### DIRECTION
Each record must be reproduced exactly as it is shown.

[START MATERIAL]

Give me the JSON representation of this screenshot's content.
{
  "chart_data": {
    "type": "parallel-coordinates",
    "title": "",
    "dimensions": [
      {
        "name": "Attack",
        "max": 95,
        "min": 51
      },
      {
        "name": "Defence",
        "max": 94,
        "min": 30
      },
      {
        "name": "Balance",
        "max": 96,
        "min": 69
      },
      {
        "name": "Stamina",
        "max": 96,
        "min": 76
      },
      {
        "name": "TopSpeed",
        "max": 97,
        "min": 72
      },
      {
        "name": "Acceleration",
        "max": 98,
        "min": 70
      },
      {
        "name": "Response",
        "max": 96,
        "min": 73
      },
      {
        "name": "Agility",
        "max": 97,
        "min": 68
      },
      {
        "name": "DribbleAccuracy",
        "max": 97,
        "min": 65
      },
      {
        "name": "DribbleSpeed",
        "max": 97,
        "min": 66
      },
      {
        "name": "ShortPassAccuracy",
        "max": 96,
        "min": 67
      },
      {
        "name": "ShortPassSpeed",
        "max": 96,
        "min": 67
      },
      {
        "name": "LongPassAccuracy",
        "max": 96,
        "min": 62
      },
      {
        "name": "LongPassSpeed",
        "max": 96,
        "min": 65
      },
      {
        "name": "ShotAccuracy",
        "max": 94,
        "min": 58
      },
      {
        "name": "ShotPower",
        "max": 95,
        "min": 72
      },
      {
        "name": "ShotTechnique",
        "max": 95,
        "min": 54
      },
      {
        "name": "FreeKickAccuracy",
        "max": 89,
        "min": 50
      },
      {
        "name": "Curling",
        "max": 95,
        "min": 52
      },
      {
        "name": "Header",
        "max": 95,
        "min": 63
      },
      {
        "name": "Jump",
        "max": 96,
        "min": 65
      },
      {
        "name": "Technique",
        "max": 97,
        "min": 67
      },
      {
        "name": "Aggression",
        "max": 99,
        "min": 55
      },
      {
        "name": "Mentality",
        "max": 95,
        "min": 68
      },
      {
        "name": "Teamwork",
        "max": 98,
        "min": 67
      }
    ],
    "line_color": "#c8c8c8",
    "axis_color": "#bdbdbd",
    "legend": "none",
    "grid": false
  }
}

[END MATERIAL]

### SOLUTION TO THIS EXERCISE
Give me the JSON representation of this screenshot's content.
{
  "chart_data": {
    "type": "parallel-coordinates",
    "title": "",
    "dimensions": [
      {
        "name": "Attack",
        "max": 95,
        "min": 51
      },
      {
        "name": "Defence",
        "max": 94,
        "min": 30
      },
      {
        "name": "Balance",
        "max": 96,
        "min": 69
      },
      {
        "name": "Stamina",
        "max": 96,
        "min": 76
      },
      {
        "name": "TopSpeed",
        "max": 97,
        "min": 72
      },
      {
        "name": "Acceleration",
        "max": 98,
        "min": 70
      },
      {
        "name": "Response",
        "max": 96,
        "min": 73
      },
      {
        "name": "Agility",
        "max": 97,
        "min": 68
      },
      {
        "name": "DribbleAccuracy",
        "max": 97,
        "min": 65
      },
      {
        "name": "DribbleSpeed",
        "max": 97,
        "min": 66
      },
      {
        "name": "ShortPassAccuracy",
        "max": 96,
        "min": 67
      },
      {
        "name": "ShortPassSpeed",
        "max": 96,
        "min": 67
      },
      {
        "name": "LongPassAccuracy",
        "max": 96,
        "min": 62
      },
      {
        "name": "LongPassSpeed",
        "max": 96,
        "min": 65
      },
      {
        "name": "ShotAccuracy",
        "max": 94,
        "min": 58
      },
      {
        "name": "ShotPower",
        "max": 95,
        "min": 72
      },
      {
        "name": "ShotTechnique",
        "max": 95,
        "min": 54
      },
      {
        "name": "FreeKickAccuracy",
        "max": 89,
        "min": 50
      },
      {
        "name": "Curling",
        "max": 95,
        "min": 52
      },
      {
        "name": "Header",
        "max": 95,
        "min": 63
      },
      {
        "name": "Jump",
        "max": 96,
        "min": 65
      },
      {
        "name": "Technique",
        "max": 97,
        "min": 67
      },
      {
        "name": "Aggression",
        "max": 99,
        "min": 55
      },
      {
        "name": "Mentality",
        "max": 95,
        "min": 68
      },
      {
        "name": "Teamwork",
        "max": 98,
        "min": 67
      }
    ],
    "line_color": "#c8c8c8",
    "axis_color": "#bdbdbd",
    "legend": "none",
    "grid": false
  }
}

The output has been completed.